# [Exercise prompt]
Set down every entry word for word. Omit the pictures.

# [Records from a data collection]
+ + + + + + +
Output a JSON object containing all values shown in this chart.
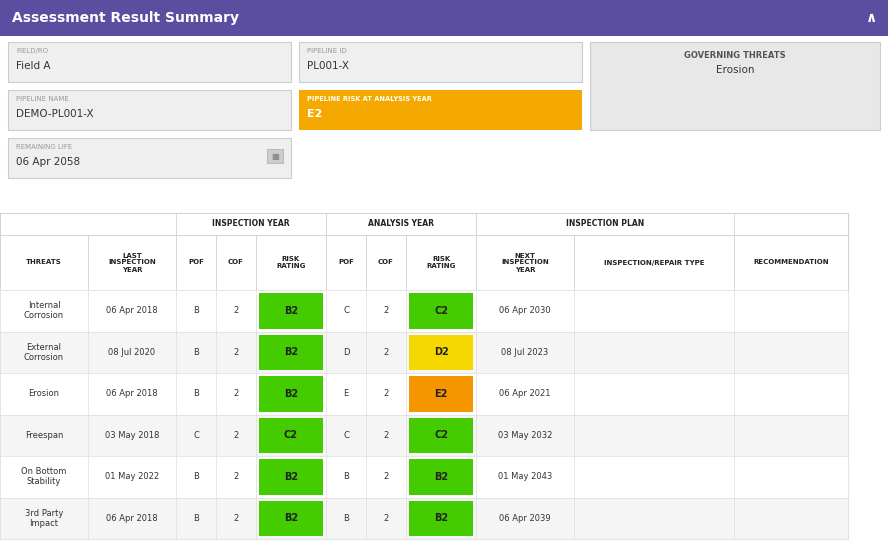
{
  "title": "Assessment Result Summary",
  "title_bg": "#5b4ea0",
  "title_color": "#ffffff",
  "field_ro_label": "FIELD/RO",
  "field_ro_value": "Field A",
  "pipeline_id_label": "PIPELINE ID",
  "pipeline_id_value": "PL001-X",
  "governing_threats_label": "GOVERNING THREATS",
  "governing_threats_value": "Erosion",
  "pipeline_name_label": "PIPELINE NAME",
  "pipeline_name_value": "DEMO-PL001-X",
  "pipeline_risk_label": "PIPELINE RISK AT ANALYSIS YEAR",
  "pipeline_risk_value": "E2",
  "pipeline_risk_bg": "#f5a800",
  "remaining_life_label": "REMAINING LIFE",
  "remaining_life_value": "06 Apr 2058",
  "input_bg": "#efefef",
  "input_border": "#cccccc",
  "threats": [
    "Internal\nCorrosion",
    "External\nCorrosion",
    "Erosion",
    "Freespan",
    "On Bottom\nStability",
    "3rd Party\nImpact"
  ],
  "last_insp_year": [
    "06 Apr 2018",
    "08 Jul 2020",
    "06 Apr 2018",
    "03 May 2018",
    "01 May 2022",
    "06 Apr 2018"
  ],
  "insp_pof": [
    "B",
    "B",
    "B",
    "C",
    "B",
    "B"
  ],
  "insp_cof": [
    "2",
    "2",
    "2",
    "2",
    "2",
    "2"
  ],
  "insp_risk": [
    "B2",
    "B2",
    "B2",
    "C2",
    "B2",
    "B2"
  ],
  "insp_risk_colors": [
    "#44cc00",
    "#44cc00",
    "#44cc00",
    "#44cc00",
    "#44cc00",
    "#44cc00"
  ],
  "anal_pof": [
    "C",
    "D",
    "E",
    "C",
    "B",
    "B"
  ],
  "anal_cof": [
    "2",
    "2",
    "2",
    "2",
    "2",
    "2"
  ],
  "anal_risk": [
    "C2",
    "D2",
    "E2",
    "C2",
    "B2",
    "B2"
  ],
  "anal_risk_colors": [
    "#44cc00",
    "#f5d800",
    "#f59500",
    "#44cc00",
    "#44cc00",
    "#44cc00"
  ],
  "next_insp_year": [
    "06 Apr 2030",
    "08 Jul 2023",
    "06 Apr 2021",
    "03 May 2032",
    "01 May 2043",
    "06 Apr 2039"
  ],
  "fig_bg": "#ffffff",
  "label_color": "#999999",
  "value_color": "#333333"
}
+ + + + + + +
# [Full output]
Output a JSON object containing all values shown in this chart.
{
  "title": "Assessment Result Summary",
  "title_bg": "#5b4ea0",
  "title_color": "#ffffff",
  "field_ro_label": "FIELD/RO",
  "field_ro_value": "Field A",
  "pipeline_id_label": "PIPELINE ID",
  "pipeline_id_value": "PL001-X",
  "governing_threats_label": "GOVERNING THREATS",
  "governing_threats_value": "Erosion",
  "pipeline_name_label": "PIPELINE NAME",
  "pipeline_name_value": "DEMO-PL001-X",
  "pipeline_risk_label": "PIPELINE RISK AT ANALYSIS YEAR",
  "pipeline_risk_value": "E2",
  "pipeline_risk_bg": "#f5a800",
  "remaining_life_label": "REMAINING LIFE",
  "remaining_life_value": "06 Apr 2058",
  "input_bg": "#efefef",
  "input_border": "#cccccc",
  "threats": [
    "Internal\nCorrosion",
    "External\nCorrosion",
    "Erosion",
    "Freespan",
    "On Bottom\nStability",
    "3rd Party\nImpact"
  ],
  "last_insp_year": [
    "06 Apr 2018",
    "08 Jul 2020",
    "06 Apr 2018",
    "03 May 2018",
    "01 May 2022",
    "06 Apr 2018"
  ],
  "insp_pof": [
    "B",
    "B",
    "B",
    "C",
    "B",
    "B"
  ],
  "insp_cof": [
    "2",
    "2",
    "2",
    "2",
    "2",
    "2"
  ],
  "insp_risk": [
    "B2",
    "B2",
    "B2",
    "C2",
    "B2",
    "B2"
  ],
  "insp_risk_colors": [
    "#44cc00",
    "#44cc00",
    "#44cc00",
    "#44cc00",
    "#44cc00",
    "#44cc00"
  ],
  "anal_pof": [
    "C",
    "D",
    "E",
    "C",
    "B",
    "B"
  ],
  "anal_cof": [
    "2",
    "2",
    "2",
    "2",
    "2",
    "2"
  ],
  "anal_risk": [
    "C2",
    "D2",
    "E2",
    "C2",
    "B2",
    "B2"
  ],
  "anal_risk_colors": [
    "#44cc00",
    "#f5d800",
    "#f59500",
    "#44cc00",
    "#44cc00",
    "#44cc00"
  ],
  "next_insp_year": [
    "06 Apr 2030",
    "08 Jul 2023",
    "06 Apr 2021",
    "03 May 2032",
    "01 May 2043",
    "06 Apr 2039"
  ],
  "fig_bg": "#ffffff",
  "label_color": "#999999",
  "value_color": "#333333"
}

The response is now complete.